### GIVEN PASSAGE
Open fd path tracking works well on all major OS kernels, sometimes with quirks workarounds. And without it you cannot implement race free filesystem. It's a hard prerequisite due to incompleteness in the POSIX race free filesystem spec. Windows is in fact the only OS which doesn't require path discovery due to beautifully complete race free filesystem support, yet it has the best path discovery API of them all which is ironic.

The bit you might be missing is that without it you cannot know if a third party has moved something you are using, and thus you are about to rename/unlink a different inode to the one the user asked for i.e. data loss. This is why we never store and always retrieve paths, storing them is inherently racy.

Niall

Message has been deleted

Thiago Macieira

unread,
Sep 14, 2017, 11:04:59 PM9/14/17
to std-pr...@isocpp.org
On Thursday, 14 September 2017 18:11:50 PDT Niall Douglas wrote:
> > On Wednesday, 13 September 2017 05:59:17 PDT Niall Douglas wrote:
> >> > AFIO never stores a path, too expensive (malloc), too racy. But you
> >>
> >> realise
> >>
> >> > right that you can ask any open handle for its current path right? It's
> >> > afio::handle::current_path().
> >>
> >> And you do realise that /proc does not have to be mounted on Linux,
> >> right? On
> >> a container environment, it might not have been set up.
>
> In which case a ton of stuff stops working. That's not a showstopper, just
> heavily reduced functionality.

### WRITTEN TASK 1
Copy out, unchanged, the part of the entries that opens with the line containing "- price-tick: 1.13850: [613, 48, 651, 58]" and closes with the line containing "- rsi-title: RSI(14)", with both of those lines included.

### DATA FOR THE TASK
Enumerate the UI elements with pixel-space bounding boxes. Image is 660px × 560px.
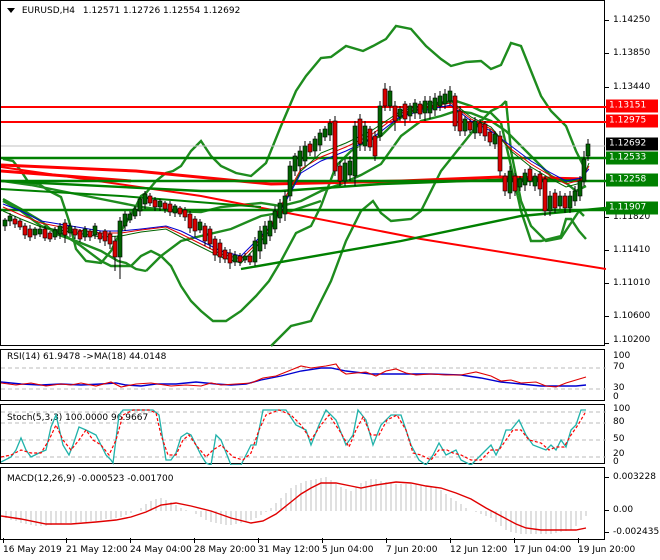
- price-tick: 1.13850: [613, 48, 651, 58]
- macd-tick: 0.003228: [613, 472, 656, 482]
- tick-mark: [605, 283, 609, 284]
- moving-averages: [2, 100, 590, 264]
- price-tick: 1.13440: [613, 82, 651, 92]
- rsi-axis: 100 70 30 0: [605, 349, 660, 402]
- tick-mark: [130, 538, 131, 543]
- ohlc-values: 1.12571 1.12726 1.12554 1.12692: [82, 6, 241, 16]
- rsi-tick: 70: [613, 362, 625, 372]
- tick-mark: [578, 538, 579, 543]
- rsi-tick: 0: [613, 392, 619, 402]
- tick-mark: [3, 538, 4, 543]
- stoch-tick: 0: [613, 457, 619, 467]
- price-axis[interactable]: 1.14250 1.13850 1.13440 1.11820 1.11410 …: [605, 0, 660, 346]
- time-label: 31 May 12:00: [258, 545, 320, 555]
- tick-mark: [386, 538, 387, 543]
- price-tick: 1.11820: [613, 212, 651, 222]
- time-label: 16 May 2019: [3, 545, 62, 555]
- stoch-canvas: [1, 408, 606, 465]
- macd-signal-line: [1, 481, 587, 531]
- macd-axis: 0.003228 0.00 -0.002435: [605, 467, 660, 540]
- rsi-title: RSI(14) 61.9478 ->MA(18) 44.0148: [7, 352, 167, 362]
- main-chart-pane[interactable]: EURUSD,H4 1.12571 1.12726 1.12554 1.1269…: [0, 0, 606, 347]
- rsi-pane[interactable]: RSI(14) 61.9478 ->MA(18) 44.0148: [0, 349, 606, 401]
- price-tick: 1.10200: [613, 335, 651, 345]
- price-tick: 1.14250: [613, 15, 651, 25]
- price-tick: 1.10600: [613, 311, 651, 321]
- tick-mark: [258, 538, 259, 543]
- candlesticks: [2, 83, 591, 279]
- rsi-tick: 30: [613, 383, 625, 393]
- tick-mark: [605, 53, 609, 54]
- stoch-tick: 50: [613, 434, 625, 444]
- macd-title: MACD(12,26,9) -0.000523 -0.001700: [7, 474, 174, 484]
- stoch-axis: 100 80 50 20 0: [605, 404, 660, 467]
- macd-tick: -0.002435: [613, 527, 660, 537]
- tick-mark: [605, 250, 609, 251]
- chart-header: EURUSD,H4 1.12571 1.12726 1.12554 1.1269…: [7, 6, 240, 16]
- time-label: 28 May 20:00: [194, 545, 256, 555]
- time-label: 19 Jun 20:00: [578, 545, 636, 555]
- current-price-badge: 1.12692: [606, 137, 658, 151]
- time-label: 5 Jun 04:00: [322, 545, 374, 555]
- resistance-badge-2: 1.12975: [606, 114, 658, 128]
- macd-canvas: [1, 477, 587, 534]
- tick-mark: [322, 538, 323, 543]
- macd-histogram: [5, 477, 587, 534]
- tick-mark: [450, 538, 451, 543]
- stoch-tick: 100: [613, 404, 631, 414]
- tick-mark: [194, 538, 195, 543]
- stoch-title: Stoch(5,3,3) 100.0000 96.9667: [7, 413, 149, 423]
- tick-mark: [605, 20, 609, 21]
- time-label: 7 Jun 20:00: [386, 545, 438, 555]
- tick-mark: [605, 343, 609, 344]
- macd-pane[interactable]: MACD(12,26,9) -0.000523 -0.001700: [0, 467, 605, 540]
- time-label: 12 Jun 12:00: [450, 545, 508, 555]
- rsi-tick: 100: [613, 351, 631, 361]
- support-badge-3: 1.11907: [606, 201, 658, 215]
- time-label: 21 May 12:00: [66, 545, 128, 555]
- resistance-badge-1: 1.13151: [606, 99, 658, 113]
- stoch-tick: 80: [613, 417, 625, 427]
- stoch-pane[interactable]: Stoch(5,3,3) 100.0000 96.9667: [0, 404, 606, 465]
- tick-mark: [605, 87, 609, 88]
- rsi-canvas: [1, 363, 606, 390]
- triangle-down-icon[interactable]: [7, 8, 15, 13]
- price-tick: 1.11410: [613, 245, 651, 255]
- support-badge-1: 1.12533: [606, 151, 658, 165]
- tick-mark: [514, 538, 515, 543]
- time-label: 17 Jun 04:00: [514, 545, 572, 555]
- tick-mark: [66, 538, 67, 543]
- tick-mark: [605, 510, 609, 511]
- price-tick: 1.11010: [613, 278, 651, 288]
- macd-tick: 0.00: [613, 505, 634, 515]
- support-badge-2: 1.12258: [606, 173, 658, 187]
- tick-mark: [605, 217, 609, 218]
- symbol-label: EURUSD,H4: [21, 6, 75, 16]
- tick-mark: [605, 316, 609, 317]
- price-chart-canvas: [1, 24, 606, 347]
- tick-mark: [605, 532, 609, 533]
- stoch-tick: 20: [613, 449, 625, 459]
- time-label: 24 May 04:00: [130, 545, 192, 555]
- tick-mark: [605, 477, 609, 478]
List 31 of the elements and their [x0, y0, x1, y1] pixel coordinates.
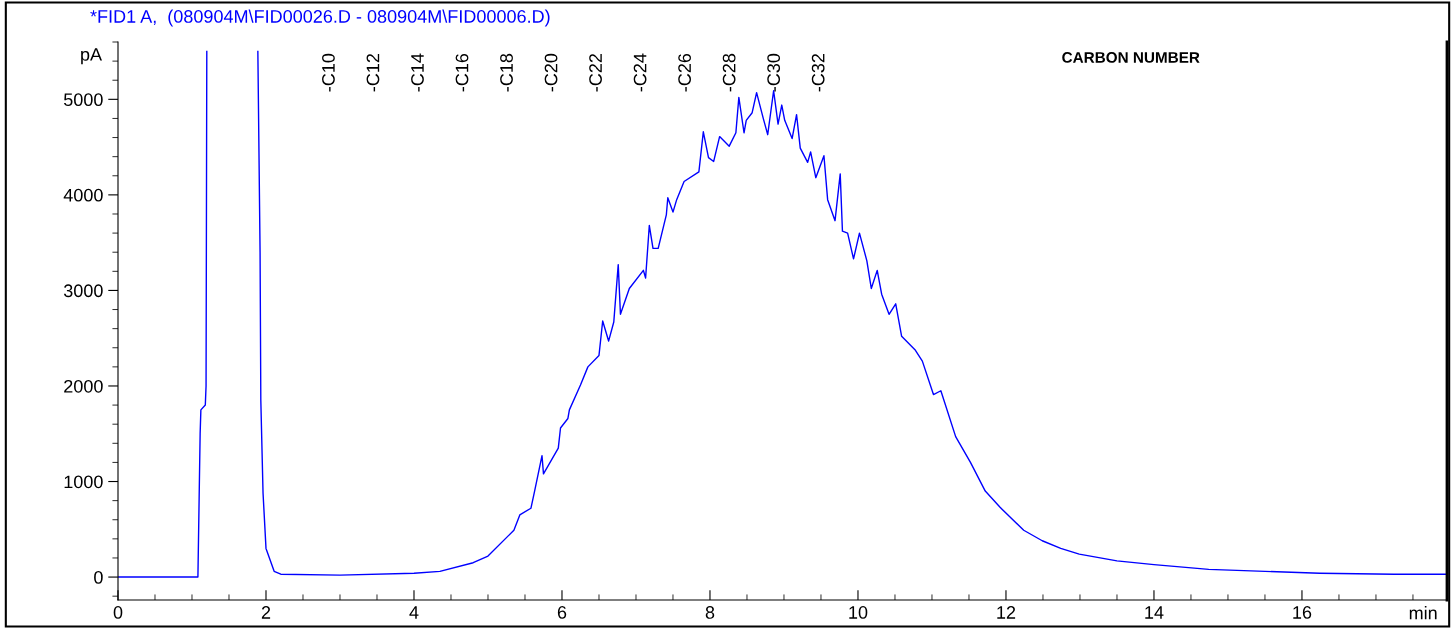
annotation: -C26	[678, 53, 691, 92]
x-tick-label: 14	[1145, 606, 1164, 619]
y-tick-label: 5000	[63, 93, 103, 107]
x-tick-label: 12	[997, 606, 1016, 619]
chart-title: *FID1 A, (080904M\FID00026.D - 080904M\FID00006.D)	[90, 9, 550, 27]
annotation: -C24	[633, 53, 647, 92]
x-tick-label: 0	[113, 606, 123, 619]
annotation: -C10	[322, 53, 335, 92]
annotation: -C30	[767, 53, 781, 92]
x-tick-label: 2	[261, 606, 271, 619]
annotation: CARBON NUMBER	[1062, 52, 1200, 63]
x-tick-label: 6	[557, 606, 567, 619]
y-axis-title: pA	[81, 48, 103, 65]
annotation: -C16	[455, 53, 469, 92]
y-tick-label: 3000	[63, 284, 103, 298]
annotation: -C22	[589, 53, 602, 92]
annotation: -C12	[366, 53, 380, 92]
y-tick-label: 1000	[64, 475, 103, 489]
y-tick-label: 4000	[63, 188, 103, 202]
annotation: -C32	[811, 53, 825, 92]
y-tick-label: 0	[94, 571, 103, 584]
x-tick-label: 4	[409, 606, 419, 619]
x-axis-title: min	[1409, 606, 1437, 620]
x-tick-label: 8	[705, 606, 715, 619]
y-tick-label: 2000	[64, 379, 103, 393]
x-tick-label: 10	[849, 606, 868, 619]
annotation: -C20	[544, 53, 558, 92]
annotation: -C14	[411, 53, 424, 92]
annotation: -C18	[500, 53, 513, 92]
x-tick-label: 16	[1293, 606, 1312, 619]
annotation: -C28	[722, 53, 736, 92]
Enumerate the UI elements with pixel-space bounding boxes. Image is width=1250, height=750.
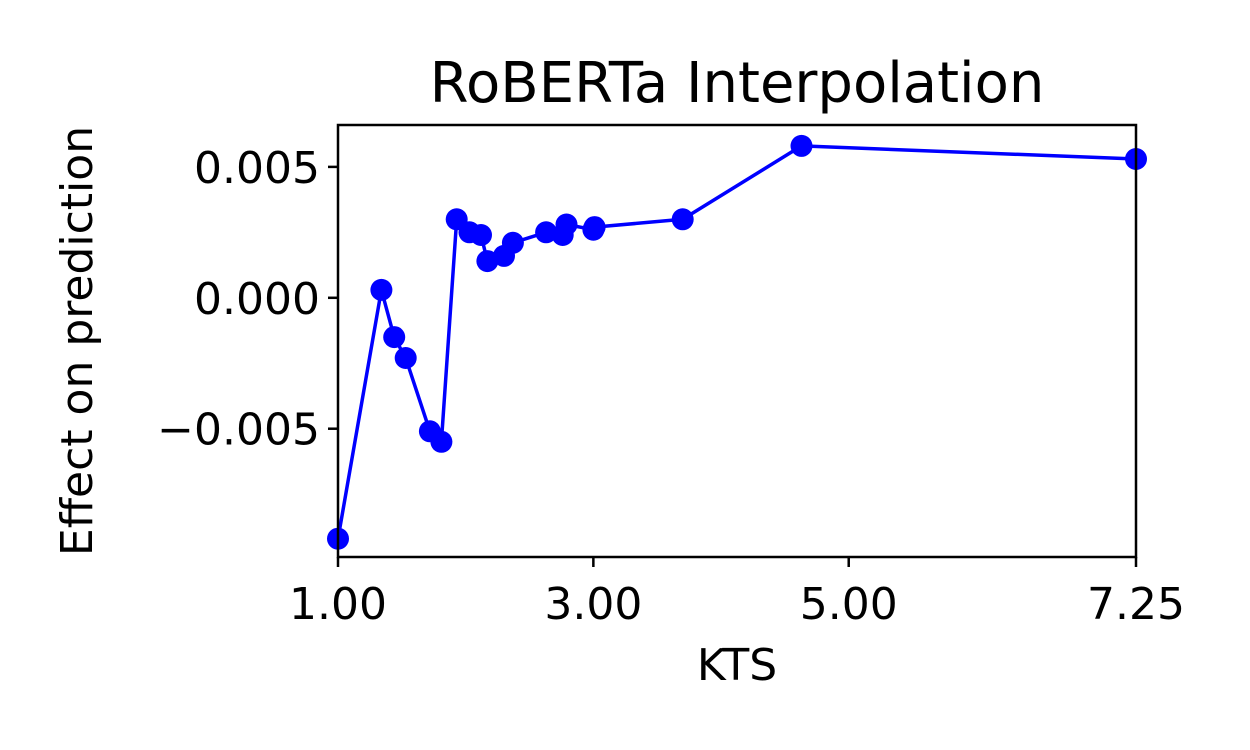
data-point [370,278,393,301]
x-tick-label: 1.00 [289,579,387,630]
data-point [535,221,558,244]
y-tick-label: 0.005 [194,143,320,194]
data-point [501,231,524,254]
data-point [383,326,406,349]
x-axis: 1.00 3.00 5.00 7.25 [289,557,1185,630]
data-point [790,134,813,157]
y-axis-label: Effect on prediction [52,126,103,556]
plot-area [327,134,1147,550]
chart-title: RoBERTa Interpolation [430,51,1045,116]
x-tick-label: 3.00 [544,579,642,630]
y-axis: 0.005 0.000 −0.005 [157,143,338,456]
series-line [336,144,1137,540]
data-point [470,224,492,246]
x-tick-label: 7.25 [1087,579,1185,630]
data-point [583,216,606,239]
data-point [430,430,453,453]
data-point [555,213,578,236]
y-tick-label: 0.000 [194,274,320,325]
x-axis-label: KTS [697,640,777,691]
data-point [476,250,499,273]
x-tick-label: 5.00 [800,579,898,630]
data-point [671,208,694,231]
y-tick-label: −0.005 [157,405,320,456]
data-point [394,347,417,369]
plot-frame [336,123,1138,559]
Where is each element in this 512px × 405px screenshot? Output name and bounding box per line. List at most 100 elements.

### WRITTEN TASK 2
In the filesystem discussion, which operating system is said to be the only one that doesn't require path discovery?

### EXERCISE ANSWER 1
- price-tick: 1.13850: [613, 48, 651, 58]
- macd-tick: 0.003228: [613, 472, 656, 482]
- tick-mark: [605, 283, 609, 284]
- moving-averages: [2, 100, 590, 264]
- price-tick: 1.13440: [613, 82, 651, 92]
- rsi-axis: 100 70 30 0: [605, 349, 660, 402]
- tick-mark: [130, 538, 131, 543]
- ohlc-values: 1.12571 1.12726 1.12554 1.12692: [82, 6, 241, 16]
- rsi-tick: 70: [613, 362, 625, 372]
- tick-mark: [578, 538, 579, 543]
- rsi-tick: 0: [613, 392, 619, 402]
- tick-mark: [3, 538, 4, 543]
- stoch-tick: 0: [613, 457, 619, 467]
- price-axis[interactable]: 1.14250 1.13850 1.13440 1.11820 1.11410 …: [605, 0, 660, 346]
- time-label: 31 May 12:00: [258, 545, 320, 555]
- tick-mark: [386, 538, 387, 543]
- price-tick: 1.11820: [613, 212, 651, 222]
- time-label: 16 May 2019: [3, 545, 62, 555]
- stoch-canvas: [1, 408, 606, 465]
- macd-signal-line: [1, 481, 587, 531]
- macd-axis: 0.003228 0.00 -0.002435: [605, 467, 660, 540]
- rsi-title: RSI(14) 61.9478 ->MA(18) 44.0148: [7, 352, 167, 362]

### EXERCISE ANSWER 2
Windows